▶ _Stated task_
Count every line that has "data" in it and give the total, nothing more.
>> Begin Records
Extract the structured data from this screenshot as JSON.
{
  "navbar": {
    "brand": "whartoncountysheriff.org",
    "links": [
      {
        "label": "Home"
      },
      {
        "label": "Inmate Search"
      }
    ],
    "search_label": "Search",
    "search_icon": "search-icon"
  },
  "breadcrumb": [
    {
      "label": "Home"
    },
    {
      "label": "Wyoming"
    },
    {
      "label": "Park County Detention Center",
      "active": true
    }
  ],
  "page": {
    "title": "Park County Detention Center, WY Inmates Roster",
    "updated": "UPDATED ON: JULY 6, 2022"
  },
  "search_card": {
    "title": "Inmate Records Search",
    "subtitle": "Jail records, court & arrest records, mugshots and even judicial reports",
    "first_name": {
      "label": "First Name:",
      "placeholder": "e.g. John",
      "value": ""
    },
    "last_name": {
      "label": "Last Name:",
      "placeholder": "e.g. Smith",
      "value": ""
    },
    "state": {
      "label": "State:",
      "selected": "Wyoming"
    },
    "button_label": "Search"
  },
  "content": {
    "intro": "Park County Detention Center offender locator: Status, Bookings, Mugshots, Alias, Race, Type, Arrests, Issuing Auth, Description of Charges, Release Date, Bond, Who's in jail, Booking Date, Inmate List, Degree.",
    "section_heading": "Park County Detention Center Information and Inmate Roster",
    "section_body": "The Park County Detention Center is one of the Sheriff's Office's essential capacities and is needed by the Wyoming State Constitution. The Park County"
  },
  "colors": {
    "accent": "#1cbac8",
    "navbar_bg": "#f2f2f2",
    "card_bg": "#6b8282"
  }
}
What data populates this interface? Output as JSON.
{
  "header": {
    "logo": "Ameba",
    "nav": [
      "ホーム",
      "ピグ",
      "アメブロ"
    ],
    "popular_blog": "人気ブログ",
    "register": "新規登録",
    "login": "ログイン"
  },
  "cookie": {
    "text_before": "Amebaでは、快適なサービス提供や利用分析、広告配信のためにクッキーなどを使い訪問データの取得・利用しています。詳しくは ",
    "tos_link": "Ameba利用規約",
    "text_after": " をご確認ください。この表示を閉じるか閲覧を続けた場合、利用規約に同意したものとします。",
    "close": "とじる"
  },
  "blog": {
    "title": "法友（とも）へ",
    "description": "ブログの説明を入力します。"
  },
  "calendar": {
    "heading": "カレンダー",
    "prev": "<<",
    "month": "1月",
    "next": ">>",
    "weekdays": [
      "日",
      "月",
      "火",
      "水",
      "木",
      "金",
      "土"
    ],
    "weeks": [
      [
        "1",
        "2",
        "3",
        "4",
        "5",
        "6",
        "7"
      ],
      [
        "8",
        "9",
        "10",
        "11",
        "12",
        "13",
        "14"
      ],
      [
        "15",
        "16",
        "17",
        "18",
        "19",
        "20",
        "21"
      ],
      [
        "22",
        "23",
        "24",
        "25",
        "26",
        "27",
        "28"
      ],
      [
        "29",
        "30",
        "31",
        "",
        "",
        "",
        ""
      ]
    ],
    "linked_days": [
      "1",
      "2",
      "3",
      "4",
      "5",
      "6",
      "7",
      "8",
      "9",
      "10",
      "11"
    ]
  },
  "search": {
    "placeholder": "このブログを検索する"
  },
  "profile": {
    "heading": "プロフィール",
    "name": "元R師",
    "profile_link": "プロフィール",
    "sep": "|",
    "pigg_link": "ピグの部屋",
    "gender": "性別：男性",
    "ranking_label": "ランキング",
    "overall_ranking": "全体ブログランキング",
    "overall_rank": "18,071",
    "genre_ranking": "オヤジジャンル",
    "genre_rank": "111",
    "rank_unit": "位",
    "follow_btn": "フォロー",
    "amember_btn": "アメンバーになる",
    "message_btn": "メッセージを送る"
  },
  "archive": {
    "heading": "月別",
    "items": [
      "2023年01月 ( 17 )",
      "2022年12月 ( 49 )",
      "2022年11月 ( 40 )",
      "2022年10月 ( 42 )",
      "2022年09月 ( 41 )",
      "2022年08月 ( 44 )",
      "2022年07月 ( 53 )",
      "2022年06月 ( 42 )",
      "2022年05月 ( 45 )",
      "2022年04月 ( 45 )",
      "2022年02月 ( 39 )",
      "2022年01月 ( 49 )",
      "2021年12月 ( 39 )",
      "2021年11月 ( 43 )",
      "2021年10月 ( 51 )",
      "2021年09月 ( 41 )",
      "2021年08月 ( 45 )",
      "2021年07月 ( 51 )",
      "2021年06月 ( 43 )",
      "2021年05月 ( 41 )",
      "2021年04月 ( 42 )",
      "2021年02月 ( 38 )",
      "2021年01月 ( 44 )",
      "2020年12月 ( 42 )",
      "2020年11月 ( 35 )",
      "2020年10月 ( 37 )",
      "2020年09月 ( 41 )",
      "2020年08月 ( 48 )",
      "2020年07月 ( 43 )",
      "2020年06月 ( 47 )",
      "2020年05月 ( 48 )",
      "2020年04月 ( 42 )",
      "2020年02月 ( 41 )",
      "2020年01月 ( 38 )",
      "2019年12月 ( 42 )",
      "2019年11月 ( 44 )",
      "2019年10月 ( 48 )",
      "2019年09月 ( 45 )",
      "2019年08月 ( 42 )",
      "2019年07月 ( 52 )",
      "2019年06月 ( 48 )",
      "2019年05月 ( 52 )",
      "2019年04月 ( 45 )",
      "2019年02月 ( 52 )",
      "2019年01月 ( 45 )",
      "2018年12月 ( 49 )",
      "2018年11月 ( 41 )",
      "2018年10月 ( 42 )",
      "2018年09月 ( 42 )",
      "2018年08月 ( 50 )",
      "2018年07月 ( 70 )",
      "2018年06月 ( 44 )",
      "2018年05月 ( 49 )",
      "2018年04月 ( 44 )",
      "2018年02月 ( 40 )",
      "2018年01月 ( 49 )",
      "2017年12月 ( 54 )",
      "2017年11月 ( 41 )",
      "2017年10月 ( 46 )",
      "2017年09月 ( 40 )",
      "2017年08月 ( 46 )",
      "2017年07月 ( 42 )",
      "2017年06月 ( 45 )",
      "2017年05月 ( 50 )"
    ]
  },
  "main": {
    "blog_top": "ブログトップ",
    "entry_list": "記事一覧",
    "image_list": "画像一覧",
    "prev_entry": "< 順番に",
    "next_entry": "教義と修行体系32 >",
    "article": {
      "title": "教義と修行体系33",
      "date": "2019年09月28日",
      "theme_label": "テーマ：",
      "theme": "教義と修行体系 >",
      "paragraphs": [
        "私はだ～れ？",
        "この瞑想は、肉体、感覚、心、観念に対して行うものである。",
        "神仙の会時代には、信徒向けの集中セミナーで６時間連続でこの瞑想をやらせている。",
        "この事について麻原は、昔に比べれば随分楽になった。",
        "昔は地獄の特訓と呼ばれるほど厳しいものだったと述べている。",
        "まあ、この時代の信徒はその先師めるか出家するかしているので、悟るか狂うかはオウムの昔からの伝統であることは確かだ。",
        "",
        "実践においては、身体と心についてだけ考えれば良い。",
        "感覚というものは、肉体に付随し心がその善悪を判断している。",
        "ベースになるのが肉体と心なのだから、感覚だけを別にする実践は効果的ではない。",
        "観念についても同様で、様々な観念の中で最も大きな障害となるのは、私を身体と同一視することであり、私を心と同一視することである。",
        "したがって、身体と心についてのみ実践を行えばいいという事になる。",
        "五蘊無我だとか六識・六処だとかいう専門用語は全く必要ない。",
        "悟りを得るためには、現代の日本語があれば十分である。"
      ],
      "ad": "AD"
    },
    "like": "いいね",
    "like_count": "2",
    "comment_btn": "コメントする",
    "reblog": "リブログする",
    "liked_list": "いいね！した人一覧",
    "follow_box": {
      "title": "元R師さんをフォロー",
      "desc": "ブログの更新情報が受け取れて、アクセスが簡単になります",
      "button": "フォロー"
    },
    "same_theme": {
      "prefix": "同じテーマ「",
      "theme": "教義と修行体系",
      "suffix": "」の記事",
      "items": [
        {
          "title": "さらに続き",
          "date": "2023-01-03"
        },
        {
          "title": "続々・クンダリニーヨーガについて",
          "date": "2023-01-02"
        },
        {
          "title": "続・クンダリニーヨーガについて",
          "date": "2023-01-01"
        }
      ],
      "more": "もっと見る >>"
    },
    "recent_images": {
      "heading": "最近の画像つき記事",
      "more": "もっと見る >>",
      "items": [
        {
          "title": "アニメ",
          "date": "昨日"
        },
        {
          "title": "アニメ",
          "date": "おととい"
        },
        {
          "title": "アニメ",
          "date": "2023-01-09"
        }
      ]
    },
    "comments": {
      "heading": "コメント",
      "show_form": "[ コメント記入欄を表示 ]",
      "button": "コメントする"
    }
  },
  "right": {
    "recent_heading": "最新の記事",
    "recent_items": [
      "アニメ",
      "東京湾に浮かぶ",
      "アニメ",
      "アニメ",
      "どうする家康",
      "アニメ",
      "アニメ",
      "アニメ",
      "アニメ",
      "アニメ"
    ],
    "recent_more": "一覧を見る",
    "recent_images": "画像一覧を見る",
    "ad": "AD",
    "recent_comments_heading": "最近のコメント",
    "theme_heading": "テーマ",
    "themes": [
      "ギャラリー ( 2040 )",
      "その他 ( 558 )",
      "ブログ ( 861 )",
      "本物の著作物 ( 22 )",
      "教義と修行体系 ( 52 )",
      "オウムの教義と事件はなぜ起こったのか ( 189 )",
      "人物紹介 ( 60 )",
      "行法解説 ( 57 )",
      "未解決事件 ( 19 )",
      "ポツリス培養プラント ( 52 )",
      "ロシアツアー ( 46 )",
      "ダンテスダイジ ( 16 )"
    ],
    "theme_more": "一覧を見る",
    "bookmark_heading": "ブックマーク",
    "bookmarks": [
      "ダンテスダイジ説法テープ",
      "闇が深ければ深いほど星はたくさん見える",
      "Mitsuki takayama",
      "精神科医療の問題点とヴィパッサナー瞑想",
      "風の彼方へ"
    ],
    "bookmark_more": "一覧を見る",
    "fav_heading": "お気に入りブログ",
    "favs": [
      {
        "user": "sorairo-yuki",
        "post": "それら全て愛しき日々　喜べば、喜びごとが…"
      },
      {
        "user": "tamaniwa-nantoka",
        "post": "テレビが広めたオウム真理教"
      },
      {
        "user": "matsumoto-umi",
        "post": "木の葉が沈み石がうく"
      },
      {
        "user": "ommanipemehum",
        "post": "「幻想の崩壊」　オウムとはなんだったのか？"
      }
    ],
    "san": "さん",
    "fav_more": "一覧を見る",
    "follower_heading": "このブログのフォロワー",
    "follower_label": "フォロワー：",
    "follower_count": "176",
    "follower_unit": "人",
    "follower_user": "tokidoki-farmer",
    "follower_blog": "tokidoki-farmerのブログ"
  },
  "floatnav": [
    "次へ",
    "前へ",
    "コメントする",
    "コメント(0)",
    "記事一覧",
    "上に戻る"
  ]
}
>> End Records
▶ _The reply_
2